# START OF THE RECORDS

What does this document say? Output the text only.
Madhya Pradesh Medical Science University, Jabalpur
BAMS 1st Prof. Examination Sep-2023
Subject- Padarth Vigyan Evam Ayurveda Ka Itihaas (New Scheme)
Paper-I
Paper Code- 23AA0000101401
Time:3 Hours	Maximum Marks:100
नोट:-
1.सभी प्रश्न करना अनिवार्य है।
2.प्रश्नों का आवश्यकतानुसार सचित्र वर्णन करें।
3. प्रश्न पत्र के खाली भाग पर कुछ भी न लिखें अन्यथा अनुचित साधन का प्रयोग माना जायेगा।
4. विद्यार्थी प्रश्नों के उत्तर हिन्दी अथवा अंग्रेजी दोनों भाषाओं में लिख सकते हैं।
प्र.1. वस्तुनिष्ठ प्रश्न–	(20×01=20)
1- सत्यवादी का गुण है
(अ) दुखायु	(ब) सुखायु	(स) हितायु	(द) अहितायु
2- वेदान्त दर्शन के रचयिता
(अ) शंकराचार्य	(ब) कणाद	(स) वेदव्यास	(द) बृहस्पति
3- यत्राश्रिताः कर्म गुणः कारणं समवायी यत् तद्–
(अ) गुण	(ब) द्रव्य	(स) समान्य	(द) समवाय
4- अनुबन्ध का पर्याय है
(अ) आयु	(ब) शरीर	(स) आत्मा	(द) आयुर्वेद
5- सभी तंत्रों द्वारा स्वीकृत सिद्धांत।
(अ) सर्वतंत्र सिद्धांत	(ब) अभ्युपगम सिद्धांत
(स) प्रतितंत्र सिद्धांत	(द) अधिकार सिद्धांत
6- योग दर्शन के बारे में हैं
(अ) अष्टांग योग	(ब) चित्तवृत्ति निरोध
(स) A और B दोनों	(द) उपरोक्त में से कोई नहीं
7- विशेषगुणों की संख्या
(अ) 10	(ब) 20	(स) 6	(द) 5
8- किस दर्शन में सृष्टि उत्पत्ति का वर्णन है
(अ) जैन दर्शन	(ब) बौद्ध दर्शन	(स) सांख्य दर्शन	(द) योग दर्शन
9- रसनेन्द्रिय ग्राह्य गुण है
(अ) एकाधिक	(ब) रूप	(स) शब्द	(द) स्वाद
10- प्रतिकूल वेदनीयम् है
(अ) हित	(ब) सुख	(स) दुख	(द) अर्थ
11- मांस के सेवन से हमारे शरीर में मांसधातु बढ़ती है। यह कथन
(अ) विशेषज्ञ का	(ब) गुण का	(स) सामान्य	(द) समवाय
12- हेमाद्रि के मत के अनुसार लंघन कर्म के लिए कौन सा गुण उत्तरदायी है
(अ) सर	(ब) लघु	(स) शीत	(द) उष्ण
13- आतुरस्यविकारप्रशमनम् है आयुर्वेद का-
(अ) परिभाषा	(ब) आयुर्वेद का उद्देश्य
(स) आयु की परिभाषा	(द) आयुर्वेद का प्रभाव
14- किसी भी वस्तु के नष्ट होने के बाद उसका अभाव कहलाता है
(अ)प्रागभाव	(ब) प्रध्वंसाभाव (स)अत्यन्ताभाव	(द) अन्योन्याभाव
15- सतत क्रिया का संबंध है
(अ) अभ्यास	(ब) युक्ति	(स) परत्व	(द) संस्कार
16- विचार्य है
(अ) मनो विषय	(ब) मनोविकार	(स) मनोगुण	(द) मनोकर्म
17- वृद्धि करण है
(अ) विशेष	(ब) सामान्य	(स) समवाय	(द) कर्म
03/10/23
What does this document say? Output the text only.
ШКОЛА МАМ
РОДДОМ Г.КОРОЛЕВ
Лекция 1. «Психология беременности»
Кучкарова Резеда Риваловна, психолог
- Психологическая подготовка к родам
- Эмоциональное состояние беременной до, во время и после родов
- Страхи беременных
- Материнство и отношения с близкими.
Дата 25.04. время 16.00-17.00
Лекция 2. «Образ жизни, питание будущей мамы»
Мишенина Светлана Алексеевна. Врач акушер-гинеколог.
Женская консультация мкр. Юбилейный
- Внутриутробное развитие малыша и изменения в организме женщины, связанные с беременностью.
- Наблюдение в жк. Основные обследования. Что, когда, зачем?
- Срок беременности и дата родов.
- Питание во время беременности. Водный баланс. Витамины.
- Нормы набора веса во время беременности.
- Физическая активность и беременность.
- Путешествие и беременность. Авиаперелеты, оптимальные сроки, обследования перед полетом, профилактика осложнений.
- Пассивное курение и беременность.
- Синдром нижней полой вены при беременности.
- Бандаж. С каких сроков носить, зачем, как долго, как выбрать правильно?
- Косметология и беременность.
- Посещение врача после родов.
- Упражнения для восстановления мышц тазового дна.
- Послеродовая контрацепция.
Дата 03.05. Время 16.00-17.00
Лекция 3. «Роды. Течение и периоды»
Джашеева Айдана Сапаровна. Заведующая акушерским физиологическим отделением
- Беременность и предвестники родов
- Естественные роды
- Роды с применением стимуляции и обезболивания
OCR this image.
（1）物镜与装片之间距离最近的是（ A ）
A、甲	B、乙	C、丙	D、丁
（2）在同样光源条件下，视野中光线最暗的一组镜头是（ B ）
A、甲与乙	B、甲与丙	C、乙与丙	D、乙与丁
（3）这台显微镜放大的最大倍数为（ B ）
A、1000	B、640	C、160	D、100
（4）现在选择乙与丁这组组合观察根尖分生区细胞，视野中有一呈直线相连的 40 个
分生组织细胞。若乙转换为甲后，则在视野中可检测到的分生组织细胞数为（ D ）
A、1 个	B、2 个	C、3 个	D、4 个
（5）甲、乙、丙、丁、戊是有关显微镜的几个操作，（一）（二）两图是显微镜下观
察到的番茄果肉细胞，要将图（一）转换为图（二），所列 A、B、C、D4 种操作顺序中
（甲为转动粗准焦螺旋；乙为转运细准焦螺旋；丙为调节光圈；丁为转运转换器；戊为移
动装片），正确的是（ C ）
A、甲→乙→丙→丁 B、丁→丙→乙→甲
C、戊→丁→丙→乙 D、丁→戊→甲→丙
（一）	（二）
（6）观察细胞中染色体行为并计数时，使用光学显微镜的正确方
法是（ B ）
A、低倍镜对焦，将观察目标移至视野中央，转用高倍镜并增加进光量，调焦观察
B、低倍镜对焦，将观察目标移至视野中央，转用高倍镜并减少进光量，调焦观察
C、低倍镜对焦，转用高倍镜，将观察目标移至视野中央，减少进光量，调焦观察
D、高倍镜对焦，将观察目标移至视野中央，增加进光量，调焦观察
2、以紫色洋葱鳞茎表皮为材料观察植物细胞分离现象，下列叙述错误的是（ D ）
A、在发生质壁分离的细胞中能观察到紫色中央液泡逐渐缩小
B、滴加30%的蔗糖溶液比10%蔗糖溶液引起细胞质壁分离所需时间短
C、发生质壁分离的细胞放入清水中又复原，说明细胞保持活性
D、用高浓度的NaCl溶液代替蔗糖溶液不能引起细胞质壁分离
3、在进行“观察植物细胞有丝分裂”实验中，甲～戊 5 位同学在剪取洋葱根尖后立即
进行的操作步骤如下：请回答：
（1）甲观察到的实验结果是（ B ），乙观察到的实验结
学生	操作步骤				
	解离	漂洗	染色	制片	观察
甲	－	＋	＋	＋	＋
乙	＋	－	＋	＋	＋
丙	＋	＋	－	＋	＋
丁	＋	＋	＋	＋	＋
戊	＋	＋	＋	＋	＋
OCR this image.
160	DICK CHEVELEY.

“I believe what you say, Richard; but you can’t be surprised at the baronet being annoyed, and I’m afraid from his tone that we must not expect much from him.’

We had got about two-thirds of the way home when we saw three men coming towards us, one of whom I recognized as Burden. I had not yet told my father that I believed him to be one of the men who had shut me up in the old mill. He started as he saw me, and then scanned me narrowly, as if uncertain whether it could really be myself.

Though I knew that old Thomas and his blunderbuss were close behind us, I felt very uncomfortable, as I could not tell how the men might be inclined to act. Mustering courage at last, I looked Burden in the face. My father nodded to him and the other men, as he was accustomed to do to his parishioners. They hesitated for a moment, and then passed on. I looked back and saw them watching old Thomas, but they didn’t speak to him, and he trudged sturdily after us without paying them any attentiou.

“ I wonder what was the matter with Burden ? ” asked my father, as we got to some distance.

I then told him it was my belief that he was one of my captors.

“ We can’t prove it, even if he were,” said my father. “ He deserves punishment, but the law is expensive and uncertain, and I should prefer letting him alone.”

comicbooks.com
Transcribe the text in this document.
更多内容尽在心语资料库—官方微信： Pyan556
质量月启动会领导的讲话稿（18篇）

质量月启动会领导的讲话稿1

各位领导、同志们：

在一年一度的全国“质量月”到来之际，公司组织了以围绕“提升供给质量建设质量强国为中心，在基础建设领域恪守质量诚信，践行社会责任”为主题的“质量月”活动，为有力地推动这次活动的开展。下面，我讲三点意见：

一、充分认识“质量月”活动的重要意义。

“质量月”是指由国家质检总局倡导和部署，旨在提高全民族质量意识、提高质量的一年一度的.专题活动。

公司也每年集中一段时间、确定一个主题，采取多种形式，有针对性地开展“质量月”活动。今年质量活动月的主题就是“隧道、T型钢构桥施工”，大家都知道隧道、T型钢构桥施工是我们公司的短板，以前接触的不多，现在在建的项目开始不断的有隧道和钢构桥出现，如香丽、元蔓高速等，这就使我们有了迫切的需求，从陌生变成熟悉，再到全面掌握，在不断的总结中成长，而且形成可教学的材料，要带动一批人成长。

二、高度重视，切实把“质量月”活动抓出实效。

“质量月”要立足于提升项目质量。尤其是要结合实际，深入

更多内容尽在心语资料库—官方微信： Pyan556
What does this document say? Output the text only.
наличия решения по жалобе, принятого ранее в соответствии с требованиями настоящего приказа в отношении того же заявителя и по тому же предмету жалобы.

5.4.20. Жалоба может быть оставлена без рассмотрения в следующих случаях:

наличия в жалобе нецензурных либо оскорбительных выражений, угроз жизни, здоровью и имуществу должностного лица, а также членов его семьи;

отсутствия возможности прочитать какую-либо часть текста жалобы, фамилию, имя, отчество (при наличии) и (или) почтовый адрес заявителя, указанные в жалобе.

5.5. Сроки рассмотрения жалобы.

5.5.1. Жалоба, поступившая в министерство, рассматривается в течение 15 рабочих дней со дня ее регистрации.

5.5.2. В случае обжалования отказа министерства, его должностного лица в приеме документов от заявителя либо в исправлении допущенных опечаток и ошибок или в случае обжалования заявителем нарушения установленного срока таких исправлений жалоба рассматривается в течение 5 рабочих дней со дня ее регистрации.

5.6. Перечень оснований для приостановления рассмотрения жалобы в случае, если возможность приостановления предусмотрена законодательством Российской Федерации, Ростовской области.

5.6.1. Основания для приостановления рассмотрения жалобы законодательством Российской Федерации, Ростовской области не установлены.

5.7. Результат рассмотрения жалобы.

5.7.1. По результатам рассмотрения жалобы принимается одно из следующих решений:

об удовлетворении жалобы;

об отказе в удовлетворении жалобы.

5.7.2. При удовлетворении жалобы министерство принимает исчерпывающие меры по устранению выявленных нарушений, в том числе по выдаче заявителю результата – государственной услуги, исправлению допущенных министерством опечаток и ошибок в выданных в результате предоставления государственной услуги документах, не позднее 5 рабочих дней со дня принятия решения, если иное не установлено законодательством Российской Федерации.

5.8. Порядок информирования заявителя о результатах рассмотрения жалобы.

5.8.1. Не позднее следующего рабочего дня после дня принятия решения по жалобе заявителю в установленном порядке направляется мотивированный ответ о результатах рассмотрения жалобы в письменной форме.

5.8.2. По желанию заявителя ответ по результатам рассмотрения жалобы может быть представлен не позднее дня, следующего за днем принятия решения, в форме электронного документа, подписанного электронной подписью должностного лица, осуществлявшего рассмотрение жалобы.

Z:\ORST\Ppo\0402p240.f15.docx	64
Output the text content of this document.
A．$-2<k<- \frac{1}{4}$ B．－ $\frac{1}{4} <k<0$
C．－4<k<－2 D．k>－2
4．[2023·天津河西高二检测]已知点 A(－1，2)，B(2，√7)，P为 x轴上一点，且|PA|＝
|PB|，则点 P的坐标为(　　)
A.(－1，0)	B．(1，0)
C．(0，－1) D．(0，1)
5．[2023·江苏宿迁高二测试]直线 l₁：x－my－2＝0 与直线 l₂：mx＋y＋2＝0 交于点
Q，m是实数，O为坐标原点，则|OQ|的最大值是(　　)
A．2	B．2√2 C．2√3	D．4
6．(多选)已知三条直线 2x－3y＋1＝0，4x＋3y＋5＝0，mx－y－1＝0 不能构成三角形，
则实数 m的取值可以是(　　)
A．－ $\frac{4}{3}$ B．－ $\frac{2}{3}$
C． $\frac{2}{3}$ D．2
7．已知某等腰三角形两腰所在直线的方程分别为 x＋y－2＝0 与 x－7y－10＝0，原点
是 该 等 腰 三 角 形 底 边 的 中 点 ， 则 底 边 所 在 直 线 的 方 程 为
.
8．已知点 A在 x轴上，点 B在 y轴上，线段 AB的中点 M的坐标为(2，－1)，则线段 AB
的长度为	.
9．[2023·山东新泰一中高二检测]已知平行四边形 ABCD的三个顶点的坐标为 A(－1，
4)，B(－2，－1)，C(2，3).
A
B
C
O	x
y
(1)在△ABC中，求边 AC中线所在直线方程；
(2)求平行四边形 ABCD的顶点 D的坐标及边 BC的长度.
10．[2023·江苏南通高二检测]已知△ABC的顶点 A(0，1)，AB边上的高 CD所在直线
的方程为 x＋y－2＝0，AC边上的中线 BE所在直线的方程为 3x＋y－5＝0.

# END OF THE RECORDS

WRITTEN EXERCISE
Find and copy every line in the entries above where the string "低倍镜对焦" occurs.

WRITTEN SOLUTION
A、低倍镜对焦，将观察目标移至视野中央，转用高倍镜并增加进光量，调焦观察
B、低倍镜对焦，将观察目标移至视野中央，转用高倍镜并减少进光量，调焦观察
C、低倍镜对焦，转用高倍镜，将观察目标移至视野中央，减少进光量，调焦观察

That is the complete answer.